---------- Material

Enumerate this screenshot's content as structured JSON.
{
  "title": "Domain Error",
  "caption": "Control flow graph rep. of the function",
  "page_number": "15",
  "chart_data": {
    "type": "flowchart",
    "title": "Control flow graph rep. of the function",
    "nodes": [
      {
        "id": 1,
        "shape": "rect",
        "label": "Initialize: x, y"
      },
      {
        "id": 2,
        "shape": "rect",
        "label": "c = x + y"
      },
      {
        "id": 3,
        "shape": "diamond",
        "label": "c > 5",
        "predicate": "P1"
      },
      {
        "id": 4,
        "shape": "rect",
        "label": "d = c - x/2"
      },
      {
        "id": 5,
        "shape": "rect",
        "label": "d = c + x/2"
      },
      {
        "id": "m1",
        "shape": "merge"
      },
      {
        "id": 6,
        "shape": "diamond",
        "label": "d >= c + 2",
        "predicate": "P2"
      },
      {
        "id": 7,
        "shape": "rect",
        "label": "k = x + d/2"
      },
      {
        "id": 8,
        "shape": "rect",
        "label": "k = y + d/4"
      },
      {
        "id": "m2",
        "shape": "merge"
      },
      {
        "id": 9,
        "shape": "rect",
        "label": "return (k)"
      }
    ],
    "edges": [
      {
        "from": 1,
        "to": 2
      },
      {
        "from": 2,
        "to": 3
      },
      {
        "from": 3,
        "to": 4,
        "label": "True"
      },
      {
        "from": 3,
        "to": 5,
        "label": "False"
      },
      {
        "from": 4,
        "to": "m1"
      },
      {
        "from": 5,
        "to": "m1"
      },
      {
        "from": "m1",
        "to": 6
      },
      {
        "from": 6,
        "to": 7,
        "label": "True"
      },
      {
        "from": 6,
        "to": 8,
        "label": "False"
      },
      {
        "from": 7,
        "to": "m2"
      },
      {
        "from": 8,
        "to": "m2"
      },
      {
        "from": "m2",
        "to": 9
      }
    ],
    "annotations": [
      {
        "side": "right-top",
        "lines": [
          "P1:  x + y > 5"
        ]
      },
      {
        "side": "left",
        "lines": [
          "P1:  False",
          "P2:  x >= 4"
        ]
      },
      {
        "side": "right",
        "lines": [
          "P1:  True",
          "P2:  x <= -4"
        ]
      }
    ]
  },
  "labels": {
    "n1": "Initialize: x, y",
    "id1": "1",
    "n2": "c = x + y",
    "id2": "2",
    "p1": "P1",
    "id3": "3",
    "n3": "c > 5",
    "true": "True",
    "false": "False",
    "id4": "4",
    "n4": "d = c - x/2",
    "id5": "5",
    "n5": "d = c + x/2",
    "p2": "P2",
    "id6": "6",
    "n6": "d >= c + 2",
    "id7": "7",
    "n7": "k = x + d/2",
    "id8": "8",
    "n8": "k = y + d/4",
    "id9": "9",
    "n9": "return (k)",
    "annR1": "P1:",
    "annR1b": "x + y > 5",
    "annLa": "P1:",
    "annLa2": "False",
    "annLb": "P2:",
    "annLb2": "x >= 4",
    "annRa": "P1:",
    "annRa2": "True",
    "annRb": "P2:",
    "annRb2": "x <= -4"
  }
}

--------------------

- **What the task requires**
Search the entries for "True" and copy out each line that has it.

- **Response to the exercise**
        "label": "True"
        "label": "True"
          "P1:  True",
    "true": "True",
    "annRa2": "True",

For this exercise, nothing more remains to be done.